▶ Requirements: Output all lines exactly.

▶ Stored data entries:
* Start *

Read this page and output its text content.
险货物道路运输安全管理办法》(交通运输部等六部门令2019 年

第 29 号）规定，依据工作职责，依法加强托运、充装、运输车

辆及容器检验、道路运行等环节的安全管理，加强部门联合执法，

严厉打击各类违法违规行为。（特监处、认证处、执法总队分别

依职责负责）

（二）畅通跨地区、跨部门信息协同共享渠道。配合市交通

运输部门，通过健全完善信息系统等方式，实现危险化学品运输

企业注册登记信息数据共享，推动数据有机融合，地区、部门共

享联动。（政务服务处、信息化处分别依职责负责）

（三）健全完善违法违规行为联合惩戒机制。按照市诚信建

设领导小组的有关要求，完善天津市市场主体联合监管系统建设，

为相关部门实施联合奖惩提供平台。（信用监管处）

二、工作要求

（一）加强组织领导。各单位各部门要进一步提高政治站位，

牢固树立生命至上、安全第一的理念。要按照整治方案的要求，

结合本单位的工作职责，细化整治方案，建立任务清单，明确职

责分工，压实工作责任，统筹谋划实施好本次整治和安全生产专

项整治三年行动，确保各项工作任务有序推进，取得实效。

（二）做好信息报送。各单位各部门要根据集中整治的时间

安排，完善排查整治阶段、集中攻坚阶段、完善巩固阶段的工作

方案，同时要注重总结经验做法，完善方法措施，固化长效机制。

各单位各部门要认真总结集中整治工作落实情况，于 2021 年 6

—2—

* End *

▶ Result of this task:
Read this page and output its text content.
险货物道路运输安全管理办法》(交通运输部等六部门令2019 年

第 29 号）规定，依据工作职责，依法加强托运、充装、运输车

辆及容器检验、道路运行等环节的安全管理，加强部门联合执法，

严厉打击各类违法违规行为。（特监处、认证处、执法总队分别

依职责负责）

（二）畅通跨地区、跨部门信息协同共享渠道。配合市交通

运输部门，通过健全完善信息系统等方式，实现危险化学品运输

企业注册登记信息数据共享，推动数据有机融合，地区、部门共

享联动。（政务服务处、信息化处分别依职责负责）

（三）健全完善违法违规行为联合惩戒机制。按照市诚信建

设领导小组的有关要求，完善天津市市场主体联合监管系统建设，

为相关部门实施联合奖惩提供平台。（信用监管处）

二、工作要求

（一）加强组织领导。各单位各部门要进一步提高政治站位，

牢固树立生命至上、安全第一的理念。要按照整治方案的要求，

结合本单位的工作职责，细化整治方案，建立任务清单，明确职

责分工，压实工作责任，统筹谋划实施好本次整治和安全生产专

项整治三年行动，确保各项工作任务有序推进，取得实效。

（二）做好信息报送。各单位各部门要根据集中整治的时间

安排，完善排查整治阶段、集中攻坚阶段、完善巩固阶段的工作

方案，同时要注重总结经验做法，完善方法措施，固化长效机制。

各单位各部门要认真总结集中整治工作落实情况，于 2021 年 6

—2—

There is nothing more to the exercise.